## PROBLEM TO WORK ON
Reproduce every line of the material below, but drop the pictures.
— Start INFORMATION SUPPLIED —
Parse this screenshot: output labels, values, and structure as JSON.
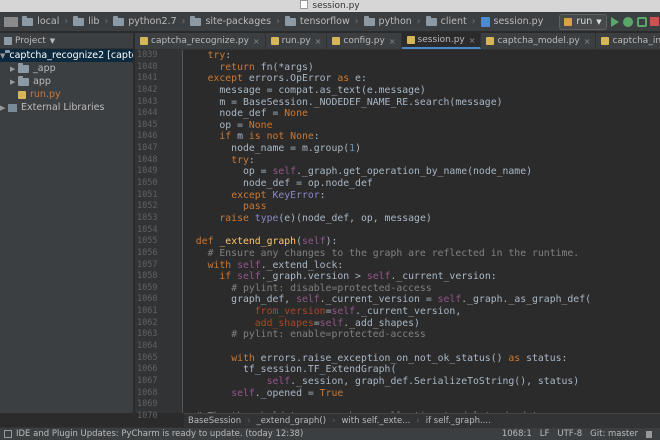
{
  "window": {
    "title": "session.py"
  },
  "navbar": {
    "crumbs": [
      "local",
      "lib",
      "python2.7",
      "site-packages",
      "tensorflow",
      "python",
      "client",
      "session.py"
    ],
    "run_config": "run"
  },
  "sidebar": {
    "header": "Project",
    "items": [
      {
        "label": "captcha_recognize2 [captc",
        "selected": true
      },
      {
        "label": "_app"
      },
      {
        "label": "app"
      },
      {
        "label": "run.py"
      },
      {
        "label": "External Libraries"
      }
    ]
  },
  "tabs": [
    {
      "label": "captcha_recognize.py"
    },
    {
      "label": "run.py"
    },
    {
      "label": "config.py"
    },
    {
      "label": "session.py",
      "active": true
    },
    {
      "label": "captcha_model.py"
    },
    {
      "label": "captcha_input.py"
    }
  ],
  "editor": {
    "line_numbers": [
      "1039",
      "1040",
      "1041",
      "1042",
      "1043",
      "1044",
      "1045",
      "1046",
      "1047",
      "1048",
      "1049",
      "1050",
      "1051",
      "1052",
      "1053",
      "1054",
      "1055",
      "1056",
      "1057",
      "1058",
      "1059",
      "1060",
      "1061",
      "1062",
      "1063",
      "1064",
      "1065",
      "1066",
      "1067",
      "1068",
      "1069",
      "1070"
    ]
  },
  "breadcrumb": [
    "BaseSession",
    "_extend_graph()",
    "with self._exte...",
    "if self._graph...."
  ],
  "status": {
    "message": "IDE and Plugin Updates: PyCharm is ready to update. (today 12:38)",
    "position": "1068:1",
    "line_sep": "LF",
    "encoding": "UTF-8",
    "vcs": "Git: master"
  },
  "colors": {
    "keyword": "#cc7832",
    "string": "#6a8759",
    "comment": "#808080",
    "self": "#94558d",
    "function": "#ffc66d",
    "number": "#6897bb",
    "accent": "#4a88c7"
  }
}
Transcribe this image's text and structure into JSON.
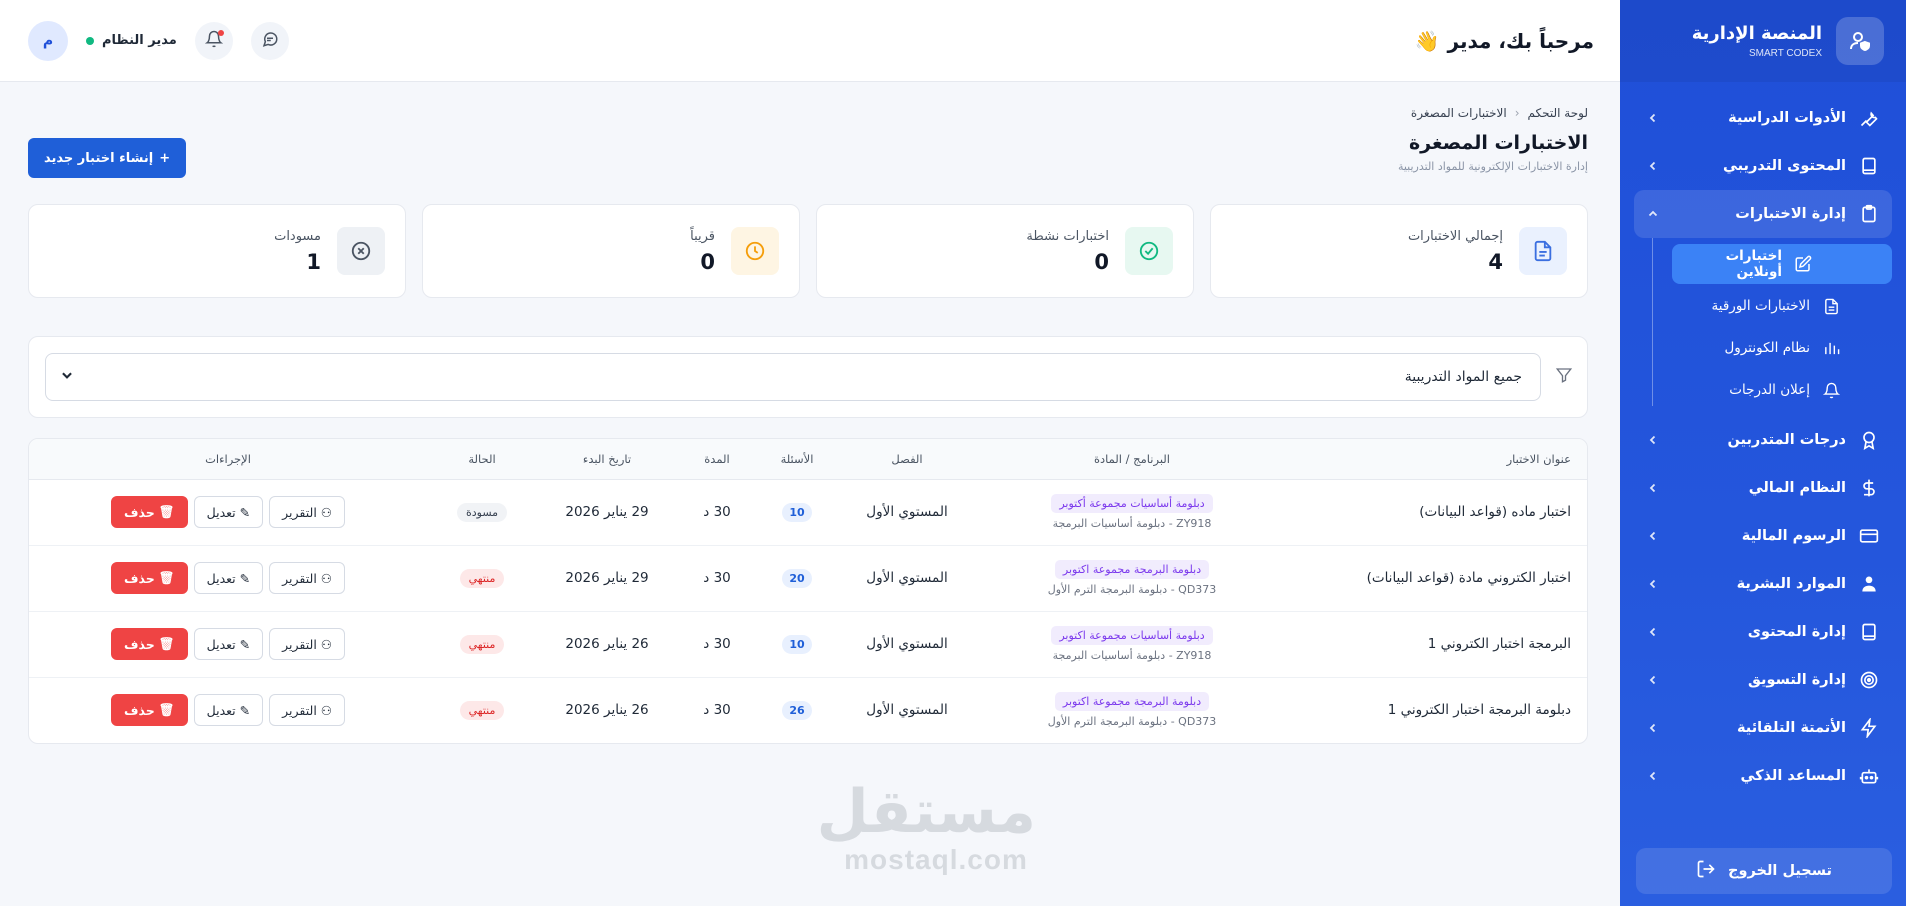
{
  "brand": {
    "title": "المنصة الإدارية",
    "subtitle": "SMART CODEX"
  },
  "sidebar": {
    "items": [
      {
        "label": "الأدوات الدراسية",
        "icon": "wrench-icon"
      },
      {
        "label": "المحتوى التدريبي",
        "icon": "book-icon"
      },
      {
        "label": "إدارة الاختبارات",
        "icon": "clipboard-icon"
      },
      {
        "label": "درجات المتدربين",
        "icon": "award-icon"
      },
      {
        "label": "النظام المالي",
        "icon": "dollar-icon"
      },
      {
        "label": "الرسوم المالية",
        "icon": "card-icon"
      },
      {
        "label": "الموارد البشرية",
        "icon": "people-icon"
      },
      {
        "label": "إدارة المحتوى",
        "icon": "book-icon"
      },
      {
        "label": "إدارة التسويق",
        "icon": "target-icon"
      },
      {
        "label": "الأتمتة التلقائية",
        "icon": "bolt-icon"
      },
      {
        "label": "المساعد الذكي",
        "icon": "robot-icon"
      }
    ],
    "subitems": [
      {
        "label": "اختبارات أونلاين",
        "icon": "edit-icon"
      },
      {
        "label": "الاختبارات الورقية",
        "icon": "document-icon"
      },
      {
        "label": "نظام الكونترول",
        "icon": "bars-icon"
      },
      {
        "label": "إعلان الدرجات",
        "icon": "bell-icon"
      }
    ],
    "logout": "تسجيل الخروج"
  },
  "header": {
    "welcome": "مرحباً بك، مدير",
    "welcome_emoji": "👋",
    "user_name": "مدير النظام",
    "avatar_letter": "م"
  },
  "breadcrumb": {
    "home": "لوحة التحكم",
    "current": "الاختبارات المصغرة"
  },
  "page": {
    "title": "الاختبارات المصغرة",
    "subtitle": "إدارة الاختبارات الإلكترونية للمواد التدريبية",
    "create_button": "إنشاء اختبار جديد",
    "create_plus": "+"
  },
  "stats": [
    {
      "label": "إجمالي الاختبارات",
      "value": "4",
      "icon": "document-icon",
      "color": "#3b6fe0",
      "bg": "#eaf1fe"
    },
    {
      "label": "اختبارات نشطة",
      "value": "0",
      "icon": "check-circle-icon",
      "color": "#10b981",
      "bg": "#e7f8f1"
    },
    {
      "label": "قريباً",
      "value": "0",
      "icon": "clock-icon",
      "color": "#f59e0b",
      "bg": "#fef5e3"
    },
    {
      "label": "مسودات",
      "value": "1",
      "icon": "x-circle-icon",
      "color": "#6b7280",
      "bg": "#eef1f5"
    }
  ],
  "filter": {
    "selected": "جميع المواد التدريبية"
  },
  "table": {
    "headers": [
      "عنوان الاختبار",
      "البرنامج / المادة",
      "الفصل",
      "الأسئلة",
      "المدة",
      "تاريخ البدء",
      "الحالة",
      "الإجراءات"
    ],
    "rows": [
      {
        "title": "اختبار ماده (قواعد البيانات)",
        "program": "دبلومة أساسيات مجموعة أكتوبر",
        "course": "ZY918 - دبلومة أساسيات البرمجة",
        "term": "المستوي الأول",
        "questions": "10",
        "duration": "30 د",
        "start": "29 يناير 2026",
        "status": "مسودة",
        "status_type": "draft"
      },
      {
        "title": "اختبار الكتروني مادة (قواعد البيانات)",
        "program": "دبلومة البرمجة مجموعة اكتوبر",
        "course": "QD373 - دبلومة البرمجة الترم الأول",
        "term": "المستوي الأول",
        "questions": "20",
        "duration": "30 د",
        "start": "29 يناير 2026",
        "status": "منتهي",
        "status_type": "ended"
      },
      {
        "title": "البرمجة اختبار الكتروني 1",
        "program": "دبلومة أساسيات مجموعة اكتوبر",
        "course": "ZY918 - دبلومة أساسيات البرمجة",
        "term": "المستوي الأول",
        "questions": "10",
        "duration": "30 د",
        "start": "26 يناير 2026",
        "status": "منتهي",
        "status_type": "ended"
      },
      {
        "title": "دبلومة البرمجة اختبار الكتروني 1",
        "program": "دبلومة البرمجة مجموعة اكتوبر",
        "course": "QD373 - دبلومة البرمجة الترم الأول",
        "term": "المستوي الأول",
        "questions": "26",
        "duration": "30 د",
        "start": "26 يناير 2026",
        "status": "منتهي",
        "status_type": "ended"
      }
    ],
    "actions": {
      "report": "التقرير",
      "edit": "تعديل",
      "delete": "حذف"
    }
  },
  "watermark": {
    "arabic": "مستقل",
    "latin": "mostaql.com"
  }
}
— End INFORMATION SUPPLIED —
## OUTPUT OF THE TASK
Parse this screenshot: output labels, values, and structure as JSON.
{
  "window": {
    "title": "session.py"
  },
  "navbar": {
    "crumbs": [
      "local",
      "lib",
      "python2.7",
      "site-packages",
      "tensorflow",
      "python",
      "client",
      "session.py"
    ],
    "run_config": "run"
  },
  "sidebar": {
    "header": "Project",
    "items": [
      {
        "label": "captcha_recognize2 [captc",
        "selected": true
      },
      {
        "label": "_app"
      },
      {
        "label": "app"
      },
      {
        "label": "run.py"
      },
      {
        "label": "External Libraries"
      }
    ]
  },
  "tabs": [
    {
      "label": "captcha_recognize.py"
    },
    {
      "label": "run.py"
    },
    {
      "label": "config.py"
    },
    {
      "label": "session.py",
      "active": true
    },
    {
      "label": "captcha_model.py"
    },
    {
      "label": "captcha_input.py"
    }
  ],
  "editor": {
    "line_numbers": [
      "1039",
      "1040",
      "1041",
      "1042",
      "1043",
      "1044",
      "1045",
      "1046",
      "1047",
      "1048",
      "1049",
      "1050",
      "1051",
      "1052",
      "1053",
      "1054",
      "1055",
      "1056",
      "1057",
      "1058",
      "1059",
      "1060",
      "1061",
      "1062",
      "1063",
      "1064",
      "1065",
      "1066",
      "1067",
      "1068",
      "1069",
      "1070"
    ]
  },
  "breadcrumb": [
    "BaseSession",
    "_extend_graph()",
    "with self._exte...",
    "if self._graph...."
  ],
  "status": {
    "message": "IDE and Plugin Updates: PyCharm is ready to update. (today 12:38)",
    "position": "1068:1",
    "line_sep": "LF",
    "encoding": "UTF-8",
    "vcs": "Git: master"
  },
  "colors": {
    "keyword": "#cc7832",
    "string": "#6a8759",
    "comment": "#808080",
    "self": "#94558d",
    "function": "#ffc66d",
    "number": "#6897bb",
    "accent": "#4a88c7"
  }
}
Transcribe this image's text and structure into JSON.
{
  "brand": {
    "title": "المنصة الإدارية",
    "subtitle": "SMART CODEX"
  },
  "sidebar": {
    "items": [
      {
        "label": "الأدوات الدراسية",
        "icon": "wrench-icon"
      },
      {
        "label": "المحتوى التدريبي",
        "icon": "book-icon"
      },
      {
        "label": "إدارة الاختبارات",
        "icon": "clipboard-icon"
      },
      {
        "label": "درجات المتدربين",
        "icon": "award-icon"
      },
      {
        "label": "النظام المالي",
        "icon": "dollar-icon"
      },
      {
        "label": "الرسوم المالية",
        "icon": "card-icon"
      },
      {
        "label": "الموارد البشرية",
        "icon": "people-icon"
      },
      {
        "label": "إدارة المحتوى",
        "icon": "book-icon"
      },
      {
        "label": "إدارة التسويق",
        "icon": "target-icon"
      },
      {
        "label": "الأتمتة التلقائية",
        "icon": "bolt-icon"
      },
      {
        "label": "المساعد الذكي",
        "icon": "robot-icon"
      }
    ],
    "subitems": [
      {
        "label": "اختبارات أونلاين",
        "icon": "edit-icon"
      },
      {
        "label": "الاختبارات الورقية",
        "icon": "document-icon"
      },
      {
        "label": "نظام الكونترول",
        "icon": "bars-icon"
      },
      {
        "label": "إعلان الدرجات",
        "icon": "bell-icon"
      }
    ],
    "logout": "تسجيل الخروج"
  },
  "header": {
    "welcome": "مرحباً بك، مدير",
    "welcome_emoji": "👋",
    "user_name": "مدير النظام",
    "avatar_letter": "م"
  },
  "breadcrumb": {
    "home": "لوحة التحكم",
    "current": "الاختبارات المصغرة"
  },
  "page": {
    "title": "الاختبارات المصغرة",
    "subtitle": "إدارة الاختبارات الإلكترونية للمواد التدريبية",
    "create_button": "إنشاء اختبار جديد",
    "create_plus": "+"
  },
  "stats": [
    {
      "label": "إجمالي الاختبارات",
      "value": "4",
      "icon": "document-icon",
      "color": "#3b6fe0",
      "bg": "#eaf1fe"
    },
    {
      "label": "اختبارات نشطة",
      "value": "0",
      "icon": "check-circle-icon",
      "color": "#10b981",
      "bg": "#e7f8f1"
    },
    {
      "label": "قريباً",
      "value": "0",
      "icon": "clock-icon",
      "color": "#f59e0b",
      "bg": "#fef5e3"
    },
    {
      "label": "مسودات",
      "value": "1",
      "icon": "x-circle-icon",
      "color": "#6b7280",
      "bg": "#eef1f5"
    }
  ],
  "filter": {
    "selected": "جميع المواد التدريبية"
  },
  "table": {
    "headers": [
      "عنوان الاختبار",
      "البرنامج / المادة",
      "الفصل",
      "الأسئلة",
      "المدة",
      "تاريخ البدء",
      "الحالة",
      "الإجراءات"
    ],
    "rows": [
      {
        "title": "اختبار ماده (قواعد البيانات)",
        "program": "دبلومة أساسيات مجموعة أكتوبر",
        "course": "ZY918 - دبلومة أساسيات البرمجة",
        "term": "المستوي الأول",
        "questions": "10",
        "duration": "30 د",
        "start": "29 يناير 2026",
        "status": "مسودة",
        "status_type": "draft"
      },
      {
        "title": "اختبار الكتروني مادة (قواعد البيانات)",
        "program": "دبلومة البرمجة مجموعة اكتوبر",
        "course": "QD373 - دبلومة البرمجة الترم الأول",
        "term": "المستوي الأول",
        "questions": "20",
        "duration": "30 د",
        "start": "29 يناير 2026",
        "status": "منتهي",
        "status_type": "ended"
      },
      {
        "title": "البرمجة اختبار الكتروني 1",
        "program": "دبلومة أساسيات مجموعة اكتوبر",
        "course": "ZY918 - دبلومة أساسيات البرمجة",
        "term": "المستوي الأول",
        "questions": "10",
        "duration": "30 د",
        "start": "26 يناير 2026",
        "status": "منتهي",
        "status_type": "ended"
      },
      {
        "title": "دبلومة البرمجة اختبار الكتروني 1",
        "program": "دبلومة البرمجة مجموعة اكتوبر",
        "course": "QD373 - دبلومة البرمجة الترم الأول",
        "term": "المستوي الأول",
        "questions": "26",
        "duration": "30 د",
        "start": "26 يناير 2026",
        "status": "منتهي",
        "status_type": "ended"
      }
    ],
    "actions": {
      "report": "التقرير",
      "edit": "تعديل",
      "delete": "حذف"
    }
  },
  "watermark": {
    "arabic": "مستقل",
    "latin": "mostaql.com"
  }
}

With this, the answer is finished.